◆ **What is needed**: List all lines of the data containing the word "luego".

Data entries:
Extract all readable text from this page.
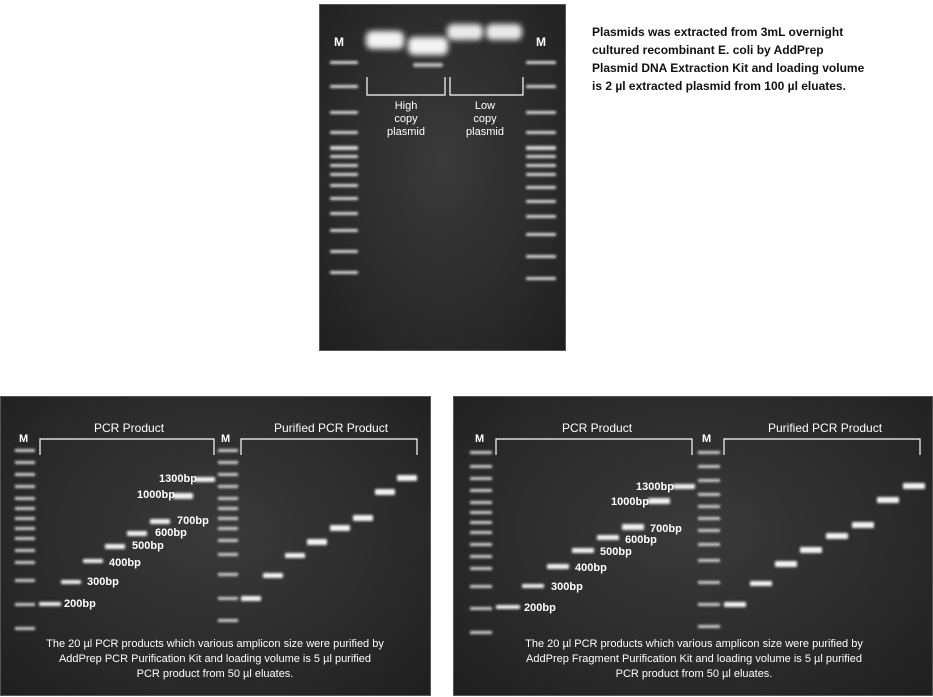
M	M
High
copy
plasmid
Low
copy
plasmid
Plasmids was extracted from 3mL overnight
cultured recombinant E. coli by AddPrep
Plasmid DNA Extraction Kit and loading volume
is 2 µl extracted plasmid from 100 µl eluates.
M	M
PCR Product	Purified PCR Product
200bp
300bp
400bp
500bp
600bp
700bp
1000bp
1300bp
The 20 µl PCR products which various amplicon size were purified by
AddPrep PCR Purification Kit and loading volume is 5 µl purified
PCR product from 50 µl eluates.
M	M
PCR Product	Purified PCR Product
200bp
300bp
400bp
500bp
600bp
700bp
1000bp
1300bp
The 20 µl PCR products which various amplicon size were purified by
AddPrep Fragment Purification Kit and loading volume is 5 µl purified
PCR product from 50 µl eluates.
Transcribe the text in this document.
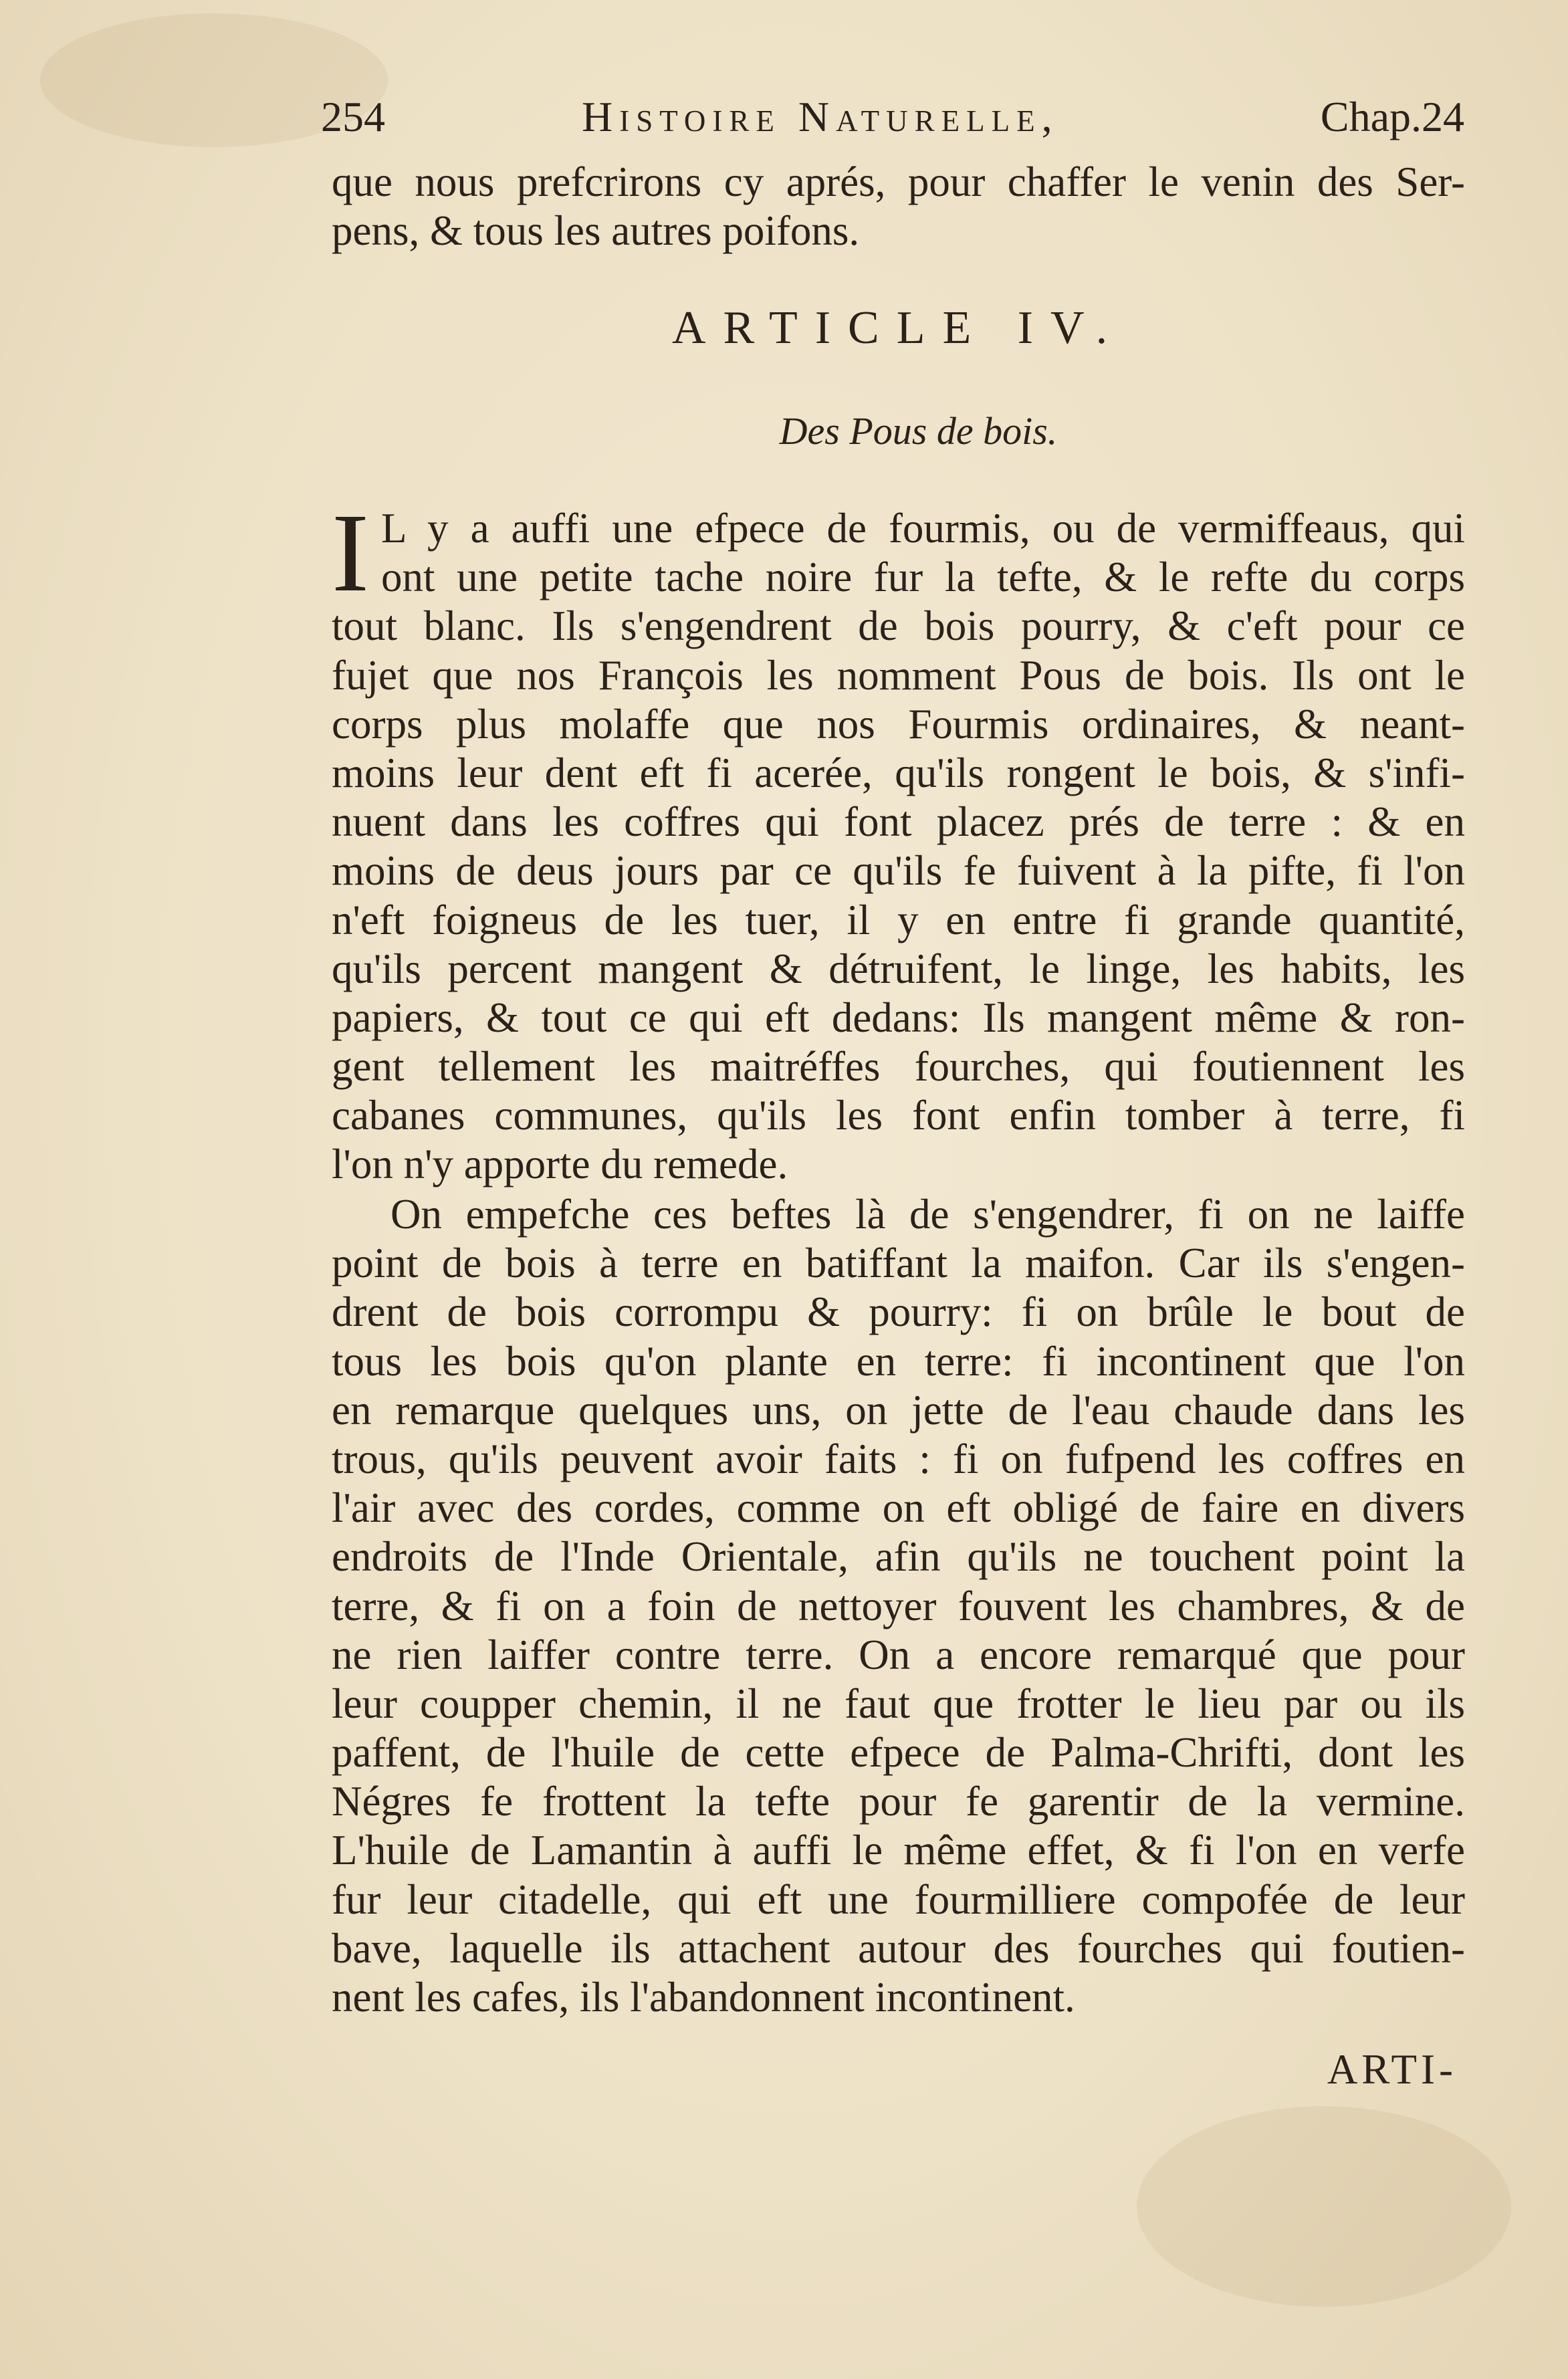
254	Histoire Naturelle,	Chap.24
que nous prefcrirons cy aprés, pour chaffer le venin des Ser-
pens, & tous les autres poifons.
ARTICLE IV.
Des Pous de bois.
I L y a auffi une efpece de fourmis, ou de vermiffeaus, qui
ont une petite tache noire fur la tefte, & le refte du corps
tout blanc. Ils s'engendrent de bois pourry, & c'eft pour ce
fujet que nos François les nomment Pous de bois. Ils ont le
corps plus molaffe que nos Fourmis ordinaires, & neant-
moins leur dent eft fi acerée, qu'ils rongent le bois, & s'infi-
nuent dans les coffres qui font placez prés de terre : & en
moins de deus jours par ce qu'ils fe fuivent à la pifte, fi l'on
n'eft foigneus de les tuer, il y en entre fi grande quantité,
qu'ils percent mangent & détruifent, le linge, les habits, les
papiers, & tout ce qui eft dedans: Ils mangent même & ron-
gent tellement les maitréffes fourches, qui foutiennent les
cabanes communes, qu'ils les font enfin tomber à terre, fi
l'on n'y apporte du remede.
On empefche ces beftes là de s'engendrer, fi on ne laiffe
point de bois à terre en batiffant la maifon. Car ils s'engen-
drent de bois corrompu & pourry: fi on brûle le bout de
tous les bois qu'on plante en terre: fi incontinent que l'on
en remarque quelques uns, on jette de l'eau chaude dans les
trous, qu'ils peuvent avoir faits : fi on fufpend les coffres en
l'air avec des cordes, comme on eft obligé de faire en divers
endroits de l'Inde Orientale, afin qu'ils ne touchent point la
terre, & fi on a foin de nettoyer fouvent les chambres, & de
ne rien laiffer contre terre. On a encore remarqué que pour
leur coupper chemin, il ne faut que frotter le lieu par ou ils
paffent, de l'huile de cette efpece de Palma-Chrifti, dont les
Négres fe frottent la tefte pour fe garentir de la vermine.
L'huile de Lamantin à auffi le même effet, & fi l'on en verfe
fur leur citadelle, qui eft une fourmilliere compofée de leur
bave, laquelle ils attachent autour des fourches qui foutien-
nent les cafes, ils l'abandonnent incontinent.
ARTI-
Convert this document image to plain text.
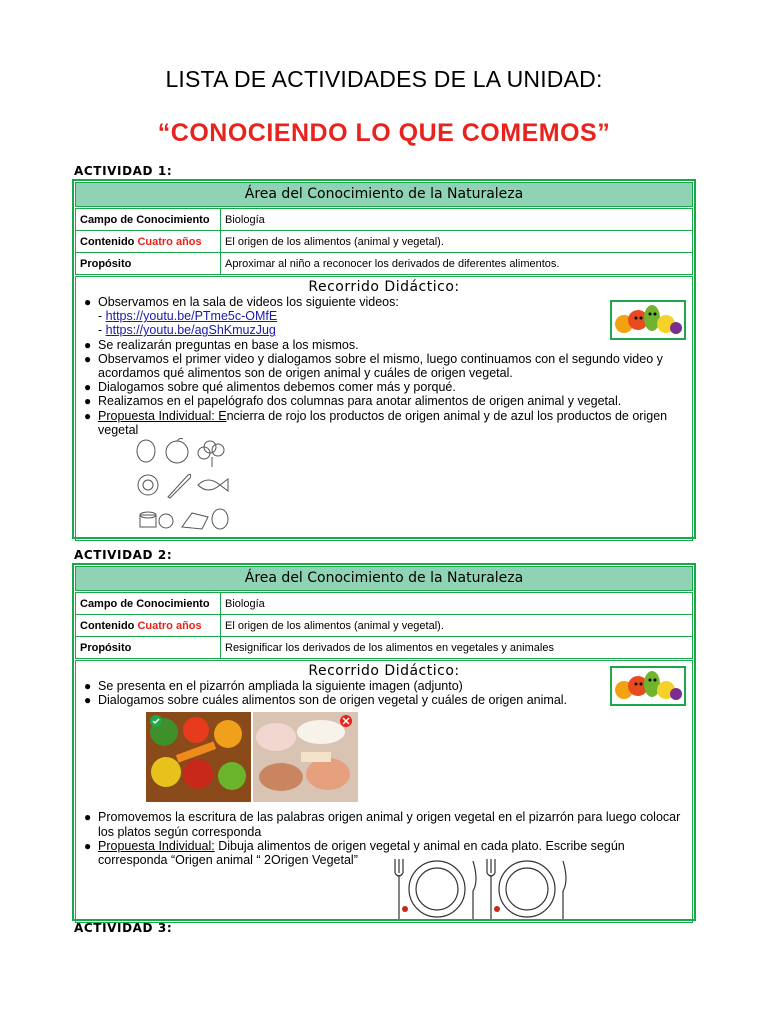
LISTA DE ACTIVIDADES DE LA UNIDAD:
“CONOCIENDO LO QUE COMEMOS”
ACTIVIDAD 1:
Área del Conocimiento de la Naturaleza
Campo de Conocimiento	Biología
Contenido Cuatro años	El origen de los alimentos (animal y vegetal).
Propósito	Aproximar al niño a reconocer los derivados de diferentes alimentos.
Recorrido Didáctico:
● Observamos en la sala de videos los siguiente videos:
- https://youtu.be/PTme5c-OMfE
- https://youtu.be/agShKmuzJug
● Se realizarán preguntas en base a los mismos.
● Observamos el primer video y dialogamos sobre el mismo, luego continuamos con el segundo video y acordamos qué alimentos son de origen animal y cuáles de origen vegetal.
● Dialogamos sobre qué alimentos debemos comer más y porqué.
● Realizamos en el papelógrafo dos columnas para anotar alimentos de origen animal y vegetal.
● Propuesta Individual: Encierra de rojo los productos de origen animal y de azul los productos de origen vegetal
ACTIVIDAD 2:
Área del Conocimiento de la Naturaleza
Campo de Conocimiento	Biología
Contenido Cuatro años	El origen de los alimentos (animal y vegetal).
Propósito	Resignificar los derivados de los alimentos en vegetales y animales
Recorrido Didáctico:
● Se presenta en el pizarrón ampliada la siguiente imagen (adjunto)
● Dialogamos sobre cuáles alimentos son de origen vegetal y cuáles de origen animal.
● Promovemos la escritura de las palabras origen animal y origen vegetal en el pizarrón para luego colocar los platos según corresponda
● Propuesta Individual: Dibuja alimentos de origen vegetal y animal en cada plato. Escribe según corresponda “Origen animal “ 2Origen Vegetal”
ACTIVIDAD 3:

◆ **Correct output**:
● Observamos el primer video y dialogamos sobre el mismo, luego continuamos con el segundo video y acordamos qué alimentos son de origen animal y cuáles de origen vegetal.
● Promovemos la escritura de las palabras origen animal y origen vegetal en el pizarrón para luego colocar los platos según corresponda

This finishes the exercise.